Extracted records
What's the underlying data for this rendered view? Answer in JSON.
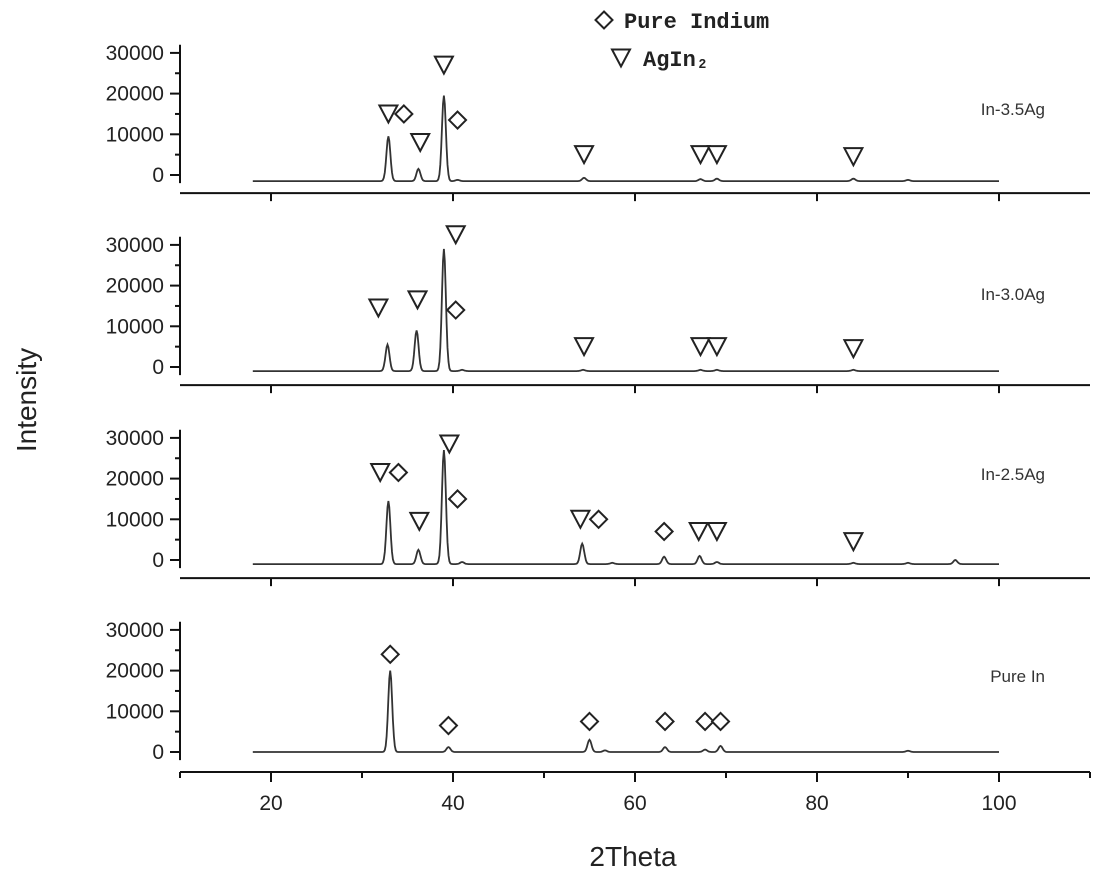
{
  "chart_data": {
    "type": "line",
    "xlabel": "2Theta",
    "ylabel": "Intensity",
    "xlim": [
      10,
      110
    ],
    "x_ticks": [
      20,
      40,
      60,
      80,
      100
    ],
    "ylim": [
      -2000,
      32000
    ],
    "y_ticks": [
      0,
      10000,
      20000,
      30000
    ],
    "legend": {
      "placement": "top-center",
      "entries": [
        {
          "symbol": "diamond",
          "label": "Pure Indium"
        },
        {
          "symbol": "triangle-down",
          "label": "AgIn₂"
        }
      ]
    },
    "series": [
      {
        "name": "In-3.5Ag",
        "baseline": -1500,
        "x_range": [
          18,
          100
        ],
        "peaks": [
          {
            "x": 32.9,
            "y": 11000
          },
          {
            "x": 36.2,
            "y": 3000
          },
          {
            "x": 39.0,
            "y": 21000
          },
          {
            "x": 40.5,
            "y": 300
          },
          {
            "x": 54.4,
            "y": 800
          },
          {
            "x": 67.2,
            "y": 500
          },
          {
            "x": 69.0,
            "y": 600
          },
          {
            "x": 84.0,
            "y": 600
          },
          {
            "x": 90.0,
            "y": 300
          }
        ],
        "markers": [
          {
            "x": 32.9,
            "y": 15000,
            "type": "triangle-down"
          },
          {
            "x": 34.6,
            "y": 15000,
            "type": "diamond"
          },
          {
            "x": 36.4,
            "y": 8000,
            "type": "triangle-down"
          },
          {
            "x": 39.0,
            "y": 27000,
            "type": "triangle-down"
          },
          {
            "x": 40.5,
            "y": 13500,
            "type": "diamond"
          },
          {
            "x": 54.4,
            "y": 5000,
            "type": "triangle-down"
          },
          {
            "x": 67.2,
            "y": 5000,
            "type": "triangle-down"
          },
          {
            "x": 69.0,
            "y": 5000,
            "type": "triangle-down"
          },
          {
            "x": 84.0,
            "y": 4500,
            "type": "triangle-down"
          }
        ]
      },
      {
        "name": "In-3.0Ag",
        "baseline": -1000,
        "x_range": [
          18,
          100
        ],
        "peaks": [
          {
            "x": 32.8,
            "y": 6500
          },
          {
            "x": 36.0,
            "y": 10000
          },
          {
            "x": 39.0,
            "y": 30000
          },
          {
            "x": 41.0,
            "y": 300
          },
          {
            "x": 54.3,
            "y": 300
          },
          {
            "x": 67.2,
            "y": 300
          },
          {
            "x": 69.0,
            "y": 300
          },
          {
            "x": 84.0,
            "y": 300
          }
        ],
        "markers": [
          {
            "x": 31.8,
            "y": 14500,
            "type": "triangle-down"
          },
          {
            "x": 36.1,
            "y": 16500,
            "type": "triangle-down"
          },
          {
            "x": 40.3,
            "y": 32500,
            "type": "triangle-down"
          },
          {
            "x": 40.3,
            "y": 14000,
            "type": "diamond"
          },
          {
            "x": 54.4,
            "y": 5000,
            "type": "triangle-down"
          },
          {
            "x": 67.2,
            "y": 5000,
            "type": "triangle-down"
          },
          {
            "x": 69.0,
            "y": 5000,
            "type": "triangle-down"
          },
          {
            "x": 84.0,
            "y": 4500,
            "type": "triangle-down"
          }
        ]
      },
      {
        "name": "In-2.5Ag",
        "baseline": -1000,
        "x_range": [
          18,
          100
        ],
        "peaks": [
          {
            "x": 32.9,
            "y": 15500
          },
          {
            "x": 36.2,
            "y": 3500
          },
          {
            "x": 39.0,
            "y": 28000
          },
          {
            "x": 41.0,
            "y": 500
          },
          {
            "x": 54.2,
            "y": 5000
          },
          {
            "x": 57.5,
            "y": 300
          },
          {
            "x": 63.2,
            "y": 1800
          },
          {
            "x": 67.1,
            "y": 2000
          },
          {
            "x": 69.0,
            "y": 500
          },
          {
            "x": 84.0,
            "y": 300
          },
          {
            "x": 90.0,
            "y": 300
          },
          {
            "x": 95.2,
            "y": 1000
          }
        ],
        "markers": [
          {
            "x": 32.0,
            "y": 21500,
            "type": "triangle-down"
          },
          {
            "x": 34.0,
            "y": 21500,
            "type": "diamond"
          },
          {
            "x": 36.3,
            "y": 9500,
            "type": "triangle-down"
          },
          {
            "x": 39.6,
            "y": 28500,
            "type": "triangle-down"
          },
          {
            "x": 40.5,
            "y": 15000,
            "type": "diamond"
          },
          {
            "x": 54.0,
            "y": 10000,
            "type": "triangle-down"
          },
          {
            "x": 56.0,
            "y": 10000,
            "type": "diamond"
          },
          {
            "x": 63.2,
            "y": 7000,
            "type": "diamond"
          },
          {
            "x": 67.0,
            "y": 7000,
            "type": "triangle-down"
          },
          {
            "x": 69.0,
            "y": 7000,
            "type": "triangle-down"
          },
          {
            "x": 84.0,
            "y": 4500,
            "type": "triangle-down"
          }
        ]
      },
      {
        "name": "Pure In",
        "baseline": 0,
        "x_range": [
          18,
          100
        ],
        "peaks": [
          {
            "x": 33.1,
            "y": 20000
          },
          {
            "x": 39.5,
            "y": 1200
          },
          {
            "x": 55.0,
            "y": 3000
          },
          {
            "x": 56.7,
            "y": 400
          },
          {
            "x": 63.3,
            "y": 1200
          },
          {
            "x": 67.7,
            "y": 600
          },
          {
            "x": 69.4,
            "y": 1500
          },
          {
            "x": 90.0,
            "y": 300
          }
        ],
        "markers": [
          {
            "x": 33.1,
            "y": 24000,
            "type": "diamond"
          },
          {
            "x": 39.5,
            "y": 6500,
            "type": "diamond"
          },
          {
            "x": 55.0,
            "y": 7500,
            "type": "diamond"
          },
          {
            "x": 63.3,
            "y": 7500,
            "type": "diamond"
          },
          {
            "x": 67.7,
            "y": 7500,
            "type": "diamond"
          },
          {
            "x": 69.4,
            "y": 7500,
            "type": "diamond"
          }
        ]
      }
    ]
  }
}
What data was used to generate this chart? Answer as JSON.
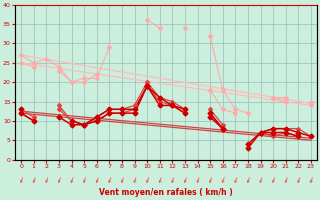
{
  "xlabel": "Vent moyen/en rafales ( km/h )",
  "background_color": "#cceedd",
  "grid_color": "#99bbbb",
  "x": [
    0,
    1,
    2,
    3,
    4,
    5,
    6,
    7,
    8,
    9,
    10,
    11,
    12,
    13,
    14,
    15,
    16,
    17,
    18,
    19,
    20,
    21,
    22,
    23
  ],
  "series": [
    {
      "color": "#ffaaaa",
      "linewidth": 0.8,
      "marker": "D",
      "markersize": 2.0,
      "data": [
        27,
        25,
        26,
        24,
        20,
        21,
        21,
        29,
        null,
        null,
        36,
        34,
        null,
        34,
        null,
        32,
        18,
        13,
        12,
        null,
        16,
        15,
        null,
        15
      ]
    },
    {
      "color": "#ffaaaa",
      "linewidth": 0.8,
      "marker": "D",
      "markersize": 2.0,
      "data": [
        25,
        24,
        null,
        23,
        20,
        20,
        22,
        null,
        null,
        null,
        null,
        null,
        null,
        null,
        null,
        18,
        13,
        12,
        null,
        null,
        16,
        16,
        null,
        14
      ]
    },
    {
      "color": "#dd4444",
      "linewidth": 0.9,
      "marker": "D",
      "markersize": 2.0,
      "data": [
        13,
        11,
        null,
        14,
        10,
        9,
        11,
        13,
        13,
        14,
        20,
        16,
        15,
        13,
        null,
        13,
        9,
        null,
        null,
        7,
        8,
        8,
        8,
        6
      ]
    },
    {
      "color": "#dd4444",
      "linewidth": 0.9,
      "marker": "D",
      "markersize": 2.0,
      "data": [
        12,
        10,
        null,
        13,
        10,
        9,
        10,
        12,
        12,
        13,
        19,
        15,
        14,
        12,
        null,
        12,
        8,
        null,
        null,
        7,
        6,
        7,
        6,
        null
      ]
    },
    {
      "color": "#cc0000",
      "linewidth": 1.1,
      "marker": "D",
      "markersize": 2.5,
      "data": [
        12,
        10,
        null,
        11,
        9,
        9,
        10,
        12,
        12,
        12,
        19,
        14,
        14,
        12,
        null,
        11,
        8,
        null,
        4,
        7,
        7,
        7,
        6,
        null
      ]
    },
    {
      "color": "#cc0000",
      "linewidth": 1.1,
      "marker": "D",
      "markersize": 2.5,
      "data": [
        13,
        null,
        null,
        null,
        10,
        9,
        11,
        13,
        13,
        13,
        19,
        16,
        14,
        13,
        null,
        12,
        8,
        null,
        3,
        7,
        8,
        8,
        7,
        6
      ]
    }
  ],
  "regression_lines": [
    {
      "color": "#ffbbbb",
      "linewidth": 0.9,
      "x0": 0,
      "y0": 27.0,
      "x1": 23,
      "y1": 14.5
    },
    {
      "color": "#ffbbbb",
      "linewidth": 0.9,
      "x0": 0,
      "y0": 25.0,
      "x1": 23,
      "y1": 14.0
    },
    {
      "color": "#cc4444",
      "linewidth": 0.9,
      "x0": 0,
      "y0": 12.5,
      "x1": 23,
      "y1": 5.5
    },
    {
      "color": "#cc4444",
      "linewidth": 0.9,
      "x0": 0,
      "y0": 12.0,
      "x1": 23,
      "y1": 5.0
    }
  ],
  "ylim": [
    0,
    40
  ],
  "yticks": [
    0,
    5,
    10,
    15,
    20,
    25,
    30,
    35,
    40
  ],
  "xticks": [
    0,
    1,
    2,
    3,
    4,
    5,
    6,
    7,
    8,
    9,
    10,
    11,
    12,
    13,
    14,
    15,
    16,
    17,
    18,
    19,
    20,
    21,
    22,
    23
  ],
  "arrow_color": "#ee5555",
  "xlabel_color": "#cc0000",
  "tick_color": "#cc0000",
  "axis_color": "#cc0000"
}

**Required work**
Scan the records above for the string "symbol", then select every line that holds it.

**Exercise solution**
          "symbol": "diamond",
          "symbol": "triangle-down",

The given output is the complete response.